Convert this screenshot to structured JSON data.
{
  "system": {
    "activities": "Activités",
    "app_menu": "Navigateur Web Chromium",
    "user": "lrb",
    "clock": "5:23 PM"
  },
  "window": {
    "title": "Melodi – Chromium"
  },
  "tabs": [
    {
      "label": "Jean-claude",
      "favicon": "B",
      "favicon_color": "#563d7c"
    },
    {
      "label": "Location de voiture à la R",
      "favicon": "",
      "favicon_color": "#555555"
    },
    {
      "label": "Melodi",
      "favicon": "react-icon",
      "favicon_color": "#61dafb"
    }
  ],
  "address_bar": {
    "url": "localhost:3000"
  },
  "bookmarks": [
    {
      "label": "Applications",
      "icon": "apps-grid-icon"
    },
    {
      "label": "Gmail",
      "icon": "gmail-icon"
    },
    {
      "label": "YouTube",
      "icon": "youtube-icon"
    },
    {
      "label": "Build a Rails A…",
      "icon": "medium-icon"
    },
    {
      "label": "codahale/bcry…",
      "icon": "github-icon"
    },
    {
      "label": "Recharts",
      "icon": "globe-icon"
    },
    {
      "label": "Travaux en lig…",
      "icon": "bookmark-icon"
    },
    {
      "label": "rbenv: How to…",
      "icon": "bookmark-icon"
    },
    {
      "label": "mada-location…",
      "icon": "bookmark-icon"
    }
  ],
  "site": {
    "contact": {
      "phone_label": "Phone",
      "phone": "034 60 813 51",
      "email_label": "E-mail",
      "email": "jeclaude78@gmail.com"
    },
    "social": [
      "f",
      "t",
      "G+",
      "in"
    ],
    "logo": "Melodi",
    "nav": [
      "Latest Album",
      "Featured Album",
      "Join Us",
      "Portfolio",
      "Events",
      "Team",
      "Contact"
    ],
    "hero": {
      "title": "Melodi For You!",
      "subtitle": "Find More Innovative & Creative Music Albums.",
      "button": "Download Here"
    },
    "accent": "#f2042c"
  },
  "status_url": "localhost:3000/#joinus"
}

▶ [Brief]: Each record above should be restated word for word.

▶ [Finished task]:
Convert this screenshot to structured JSON data.
{
  "system": {
    "activities": "Activités",
    "app_menu": "Navigateur Web Chromium",
    "user": "lrb",
    "clock": "5:23 PM"
  },
  "window": {
    "title": "Melodi – Chromium"
  },
  "tabs": [
    {
      "label": "Jean-claude",
      "favicon": "B",
      "favicon_color": "#563d7c"
    },
    {
      "label": "Location de voiture à la R",
      "favicon": "",
      "favicon_color": "#555555"
    },
    {
      "label": "Melodi",
      "favicon": "react-icon",
      "favicon_color": "#61dafb"
    }
  ],
  "address_bar": {
    "url": "localhost:3000"
  },
  "bookmarks": [
    {
      "label": "Applications",
      "icon": "apps-grid-icon"
    },
    {
      "label": "Gmail",
      "icon": "gmail-icon"
    },
    {
      "label": "YouTube",
      "icon": "youtube-icon"
    },
    {
      "label": "Build a Rails A…",
      "icon": "medium-icon"
    },
    {
      "label": "codahale/bcry…",
      "icon": "github-icon"
    },
    {
      "label": "Recharts",
      "icon": "globe-icon"
    },
    {
      "label": "Travaux en lig…",
      "icon": "bookmark-icon"
    },
    {
      "label": "rbenv: How to…",
      "icon": "bookmark-icon"
    },
    {
      "label": "mada-location…",
      "icon": "bookmark-icon"
    }
  ],
  "site": {
    "contact": {
      "phone_label": "Phone",
      "phone": "034 60 813 51",
      "email_label": "E-mail",
      "email": "jeclaude78@gmail.com"
    },
    "social": [
      "f",
      "t",
      "G+",
      "in"
    ],
    "logo": "Melodi",
    "nav": [
      "Latest Album",
      "Featured Album",
      "Join Us",
      "Portfolio",
      "Events",
      "Team",
      "Contact"
    ],
    "hero": {
      "title": "Melodi For You!",
      "subtitle": "Find More Innovative & Creative Music Albums.",
      "button": "Download Here"
    },
    "accent": "#f2042c"
  },
  "status_url": "localhost:3000/#joinus"
}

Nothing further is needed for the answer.